Data records |
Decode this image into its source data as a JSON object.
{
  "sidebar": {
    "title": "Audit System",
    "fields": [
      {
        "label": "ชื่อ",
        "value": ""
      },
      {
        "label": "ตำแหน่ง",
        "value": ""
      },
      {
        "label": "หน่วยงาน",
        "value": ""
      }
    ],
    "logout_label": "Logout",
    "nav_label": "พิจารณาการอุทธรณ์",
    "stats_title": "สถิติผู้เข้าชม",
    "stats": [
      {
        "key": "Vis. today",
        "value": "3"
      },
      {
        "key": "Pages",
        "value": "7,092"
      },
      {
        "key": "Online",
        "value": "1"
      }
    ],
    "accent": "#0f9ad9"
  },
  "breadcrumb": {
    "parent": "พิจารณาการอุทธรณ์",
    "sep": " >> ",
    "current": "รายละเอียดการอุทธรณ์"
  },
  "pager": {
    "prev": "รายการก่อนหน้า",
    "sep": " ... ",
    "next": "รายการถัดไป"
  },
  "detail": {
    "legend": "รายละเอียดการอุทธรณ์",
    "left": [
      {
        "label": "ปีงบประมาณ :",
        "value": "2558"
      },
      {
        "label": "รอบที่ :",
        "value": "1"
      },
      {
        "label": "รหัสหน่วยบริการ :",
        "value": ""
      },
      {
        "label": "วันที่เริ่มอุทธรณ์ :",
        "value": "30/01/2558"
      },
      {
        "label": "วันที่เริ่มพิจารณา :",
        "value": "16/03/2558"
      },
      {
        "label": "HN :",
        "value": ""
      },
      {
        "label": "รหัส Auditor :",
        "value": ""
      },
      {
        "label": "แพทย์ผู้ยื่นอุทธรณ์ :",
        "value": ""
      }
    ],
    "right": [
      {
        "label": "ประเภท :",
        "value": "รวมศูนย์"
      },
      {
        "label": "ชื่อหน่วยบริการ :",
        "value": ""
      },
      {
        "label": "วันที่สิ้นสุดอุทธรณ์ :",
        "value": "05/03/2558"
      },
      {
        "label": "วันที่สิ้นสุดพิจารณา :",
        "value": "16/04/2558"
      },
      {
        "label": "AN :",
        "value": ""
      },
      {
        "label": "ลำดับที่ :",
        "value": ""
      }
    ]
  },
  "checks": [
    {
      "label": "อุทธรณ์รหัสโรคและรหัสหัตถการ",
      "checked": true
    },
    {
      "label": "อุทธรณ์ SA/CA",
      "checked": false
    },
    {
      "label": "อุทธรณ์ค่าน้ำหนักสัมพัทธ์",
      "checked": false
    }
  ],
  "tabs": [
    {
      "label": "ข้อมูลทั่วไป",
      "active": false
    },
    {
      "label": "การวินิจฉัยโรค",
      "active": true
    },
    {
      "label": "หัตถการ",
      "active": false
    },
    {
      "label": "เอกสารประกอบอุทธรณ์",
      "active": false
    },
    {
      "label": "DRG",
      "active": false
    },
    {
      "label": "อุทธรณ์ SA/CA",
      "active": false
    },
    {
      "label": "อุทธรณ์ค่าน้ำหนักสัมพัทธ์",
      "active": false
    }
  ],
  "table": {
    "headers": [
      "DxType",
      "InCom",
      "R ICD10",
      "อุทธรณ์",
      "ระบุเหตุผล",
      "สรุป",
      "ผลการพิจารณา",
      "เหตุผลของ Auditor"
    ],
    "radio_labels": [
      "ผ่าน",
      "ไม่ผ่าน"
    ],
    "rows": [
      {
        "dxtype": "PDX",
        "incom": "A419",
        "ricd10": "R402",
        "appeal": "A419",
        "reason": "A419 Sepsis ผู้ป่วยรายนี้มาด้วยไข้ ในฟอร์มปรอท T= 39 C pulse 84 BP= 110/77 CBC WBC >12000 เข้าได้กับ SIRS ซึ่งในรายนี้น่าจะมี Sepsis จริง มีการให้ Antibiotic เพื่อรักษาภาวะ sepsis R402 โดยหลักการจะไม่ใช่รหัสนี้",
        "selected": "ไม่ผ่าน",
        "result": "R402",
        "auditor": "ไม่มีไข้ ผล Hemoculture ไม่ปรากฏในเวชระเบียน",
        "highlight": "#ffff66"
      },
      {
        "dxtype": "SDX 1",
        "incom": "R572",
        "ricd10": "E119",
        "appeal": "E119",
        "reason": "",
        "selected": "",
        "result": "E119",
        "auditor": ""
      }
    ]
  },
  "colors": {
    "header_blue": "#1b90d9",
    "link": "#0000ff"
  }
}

Problem description | Extract each entry in full and write it down exactly.

Output for this task |
Decode this image into its source data as a JSON object.
{
  "sidebar": {
    "title": "Audit System",
    "fields": [
      {
        "label": "ชื่อ",
        "value": ""
      },
      {
        "label": "ตำแหน่ง",
        "value": ""
      },
      {
        "label": "หน่วยงาน",
        "value": ""
      }
    ],
    "logout_label": "Logout",
    "nav_label": "พิจารณาการอุทธรณ์",
    "stats_title": "สถิติผู้เข้าชม",
    "stats": [
      {
        "key": "Vis. today",
        "value": "3"
      },
      {
        "key": "Pages",
        "value": "7,092"
      },
      {
        "key": "Online",
        "value": "1"
      }
    ],
    "accent": "#0f9ad9"
  },
  "breadcrumb": {
    "parent": "พิจารณาการอุทธรณ์",
    "sep": " >> ",
    "current": "รายละเอียดการอุทธรณ์"
  },
  "pager": {
    "prev": "รายการก่อนหน้า",
    "sep": " ... ",
    "next": "รายการถัดไป"
  },
  "detail": {
    "legend": "รายละเอียดการอุทธรณ์",
    "left": [
      {
        "label": "ปีงบประมาณ :",
        "value": "2558"
      },
      {
        "label": "รอบที่ :",
        "value": "1"
      },
      {
        "label": "รหัสหน่วยบริการ :",
        "value": ""
      },
      {
        "label": "วันที่เริ่มอุทธรณ์ :",
        "value": "30/01/2558"
      },
      {
        "label": "วันที่เริ่มพิจารณา :",
        "value": "16/03/2558"
      },
      {
        "label": "HN :",
        "value": ""
      },
      {
        "label": "รหัส Auditor :",
        "value": ""
      },
      {
        "label": "แพทย์ผู้ยื่นอุทธรณ์ :",
        "value": ""
      }
    ],
    "right": [
      {
        "label": "ประเภท :",
        "value": "รวมศูนย์"
      },
      {
        "label": "ชื่อหน่วยบริการ :",
        "value": ""
      },
      {
        "label": "วันที่สิ้นสุดอุทธรณ์ :",
        "value": "05/03/2558"
      },
      {
        "label": "วันที่สิ้นสุดพิจารณา :",
        "value": "16/04/2558"
      },
      {
        "label": "AN :",
        "value": ""
      },
      {
        "label": "ลำดับที่ :",
        "value": ""
      }
    ]
  },
  "checks": [
    {
      "label": "อุทธรณ์รหัสโรคและรหัสหัตถการ",
      "checked": true
    },
    {
      "label": "อุทธรณ์ SA/CA",
      "checked": false
    },
    {
      "label": "อุทธรณ์ค่าน้ำหนักสัมพัทธ์",
      "checked": false
    }
  ],
  "tabs": [
    {
      "label": "ข้อมูลทั่วไป",
      "active": false
    },
    {
      "label": "การวินิจฉัยโรค",
      "active": true
    },
    {
      "label": "หัตถการ",
      "active": false
    },
    {
      "label": "เอกสารประกอบอุทธรณ์",
      "active": false
    },
    {
      "label": "DRG",
      "active": false
    },
    {
      "label": "อุทธรณ์ SA/CA",
      "active": false
    },
    {
      "label": "อุทธรณ์ค่าน้ำหนักสัมพัทธ์",
      "active": false
    }
  ],
  "table": {
    "headers": [
      "DxType",
      "InCom",
      "R ICD10",
      "อุทธรณ์",
      "ระบุเหตุผล",
      "สรุป",
      "ผลการพิจารณา",
      "เหตุผลของ Auditor"
    ],
    "radio_labels": [
      "ผ่าน",
      "ไม่ผ่าน"
    ],
    "rows": [
      {
        "dxtype": "PDX",
        "incom": "A419",
        "ricd10": "R402",
        "appeal": "A419",
        "reason": "A419 Sepsis ผู้ป่วยรายนี้มาด้วยไข้ ในฟอร์มปรอท T= 39 C pulse 84 BP= 110/77 CBC WBC >12000 เข้าได้กับ SIRS ซึ่งในรายนี้น่าจะมี Sepsis จริง มีการให้ Antibiotic เพื่อรักษาภาวะ sepsis R402 โดยหลักการจะไม่ใช่รหัสนี้",
        "selected": "ไม่ผ่าน",
        "result": "R402",
        "auditor": "ไม่มีไข้ ผล Hemoculture ไม่ปรากฏในเวชระเบียน",
        "highlight": "#ffff66"
      },
      {
        "dxtype": "SDX 1",
        "incom": "R572",
        "ricd10": "E119",
        "appeal": "E119",
        "reason": "",
        "selected": "",
        "result": "E119",
        "auditor": ""
      }
    ]
  },
  "colors": {
    "header_blue": "#1b90d9",
    "link": "#0000ff"
  }
}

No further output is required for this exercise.